What is asked:
Lines containing the string "text" are to be counted; report the number and nothing more.

Dataset items:
>>

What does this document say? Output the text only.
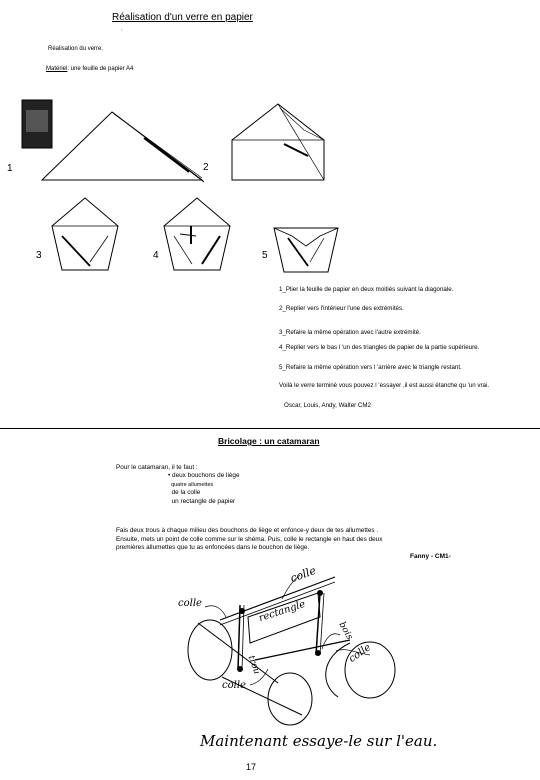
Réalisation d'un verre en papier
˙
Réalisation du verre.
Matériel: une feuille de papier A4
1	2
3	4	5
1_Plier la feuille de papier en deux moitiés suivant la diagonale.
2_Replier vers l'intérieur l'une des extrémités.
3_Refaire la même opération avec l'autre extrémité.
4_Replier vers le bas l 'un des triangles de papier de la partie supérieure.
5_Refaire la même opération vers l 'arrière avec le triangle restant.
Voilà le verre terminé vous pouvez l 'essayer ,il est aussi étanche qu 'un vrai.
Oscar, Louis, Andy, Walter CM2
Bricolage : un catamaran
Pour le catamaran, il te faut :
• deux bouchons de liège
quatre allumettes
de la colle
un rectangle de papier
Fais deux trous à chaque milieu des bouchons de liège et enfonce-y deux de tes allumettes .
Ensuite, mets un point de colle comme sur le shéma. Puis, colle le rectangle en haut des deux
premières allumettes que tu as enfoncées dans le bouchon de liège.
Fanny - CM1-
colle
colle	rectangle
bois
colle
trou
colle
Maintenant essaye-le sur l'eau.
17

<<
>>

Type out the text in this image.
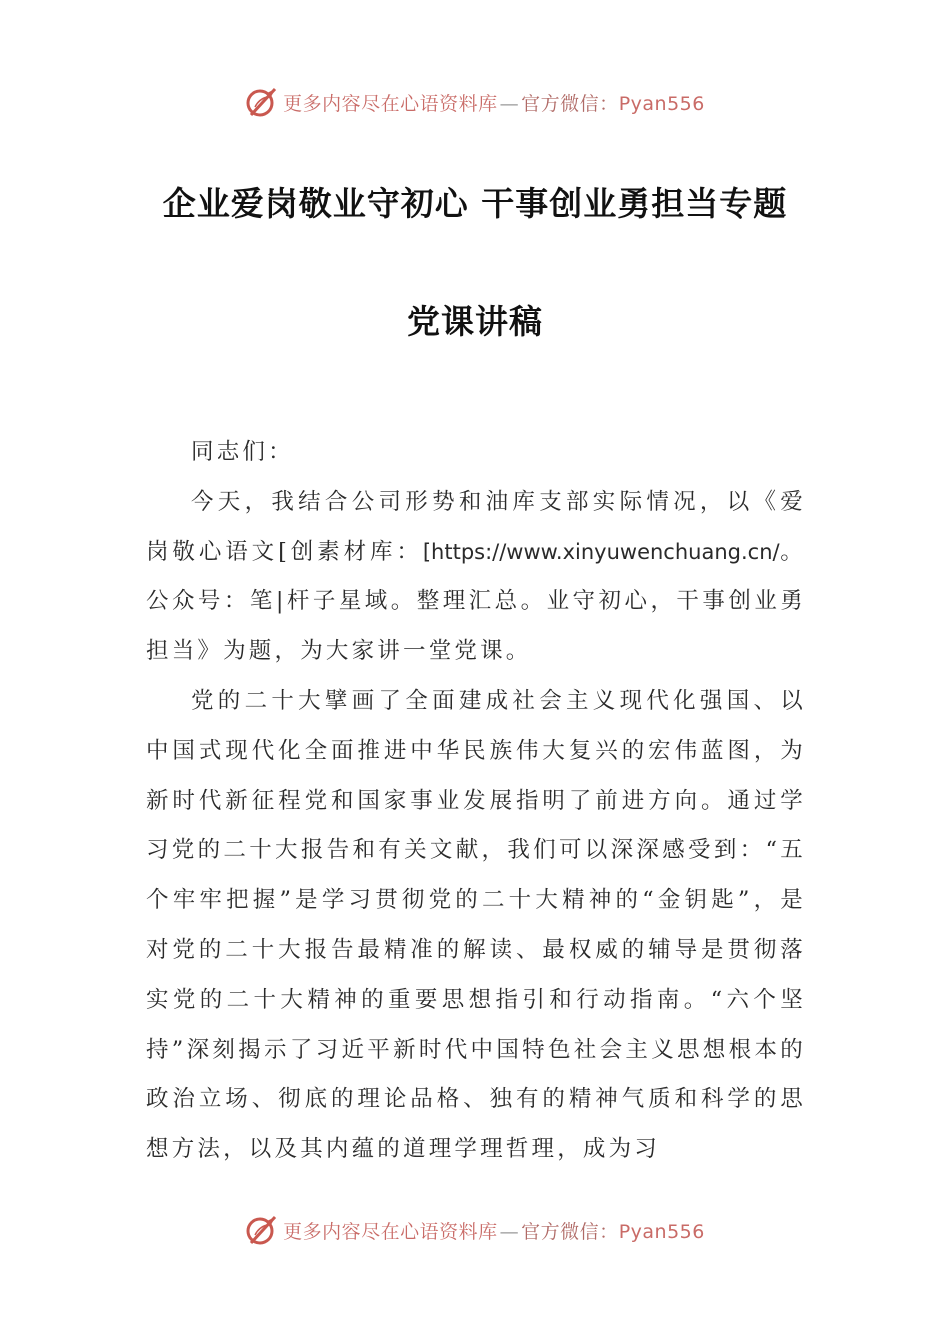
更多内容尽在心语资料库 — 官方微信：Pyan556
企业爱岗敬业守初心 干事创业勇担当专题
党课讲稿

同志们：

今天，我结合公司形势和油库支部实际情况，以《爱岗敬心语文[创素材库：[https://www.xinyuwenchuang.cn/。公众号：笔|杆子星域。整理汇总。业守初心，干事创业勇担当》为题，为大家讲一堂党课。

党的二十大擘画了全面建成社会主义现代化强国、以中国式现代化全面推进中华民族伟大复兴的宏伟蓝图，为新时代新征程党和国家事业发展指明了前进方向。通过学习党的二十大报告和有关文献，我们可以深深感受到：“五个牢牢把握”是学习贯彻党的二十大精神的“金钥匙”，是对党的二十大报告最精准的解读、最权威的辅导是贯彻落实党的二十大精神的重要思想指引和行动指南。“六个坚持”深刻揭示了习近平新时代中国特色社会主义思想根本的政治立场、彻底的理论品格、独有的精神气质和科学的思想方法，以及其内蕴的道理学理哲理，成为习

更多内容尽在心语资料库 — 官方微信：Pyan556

<<

Answer to the task:
2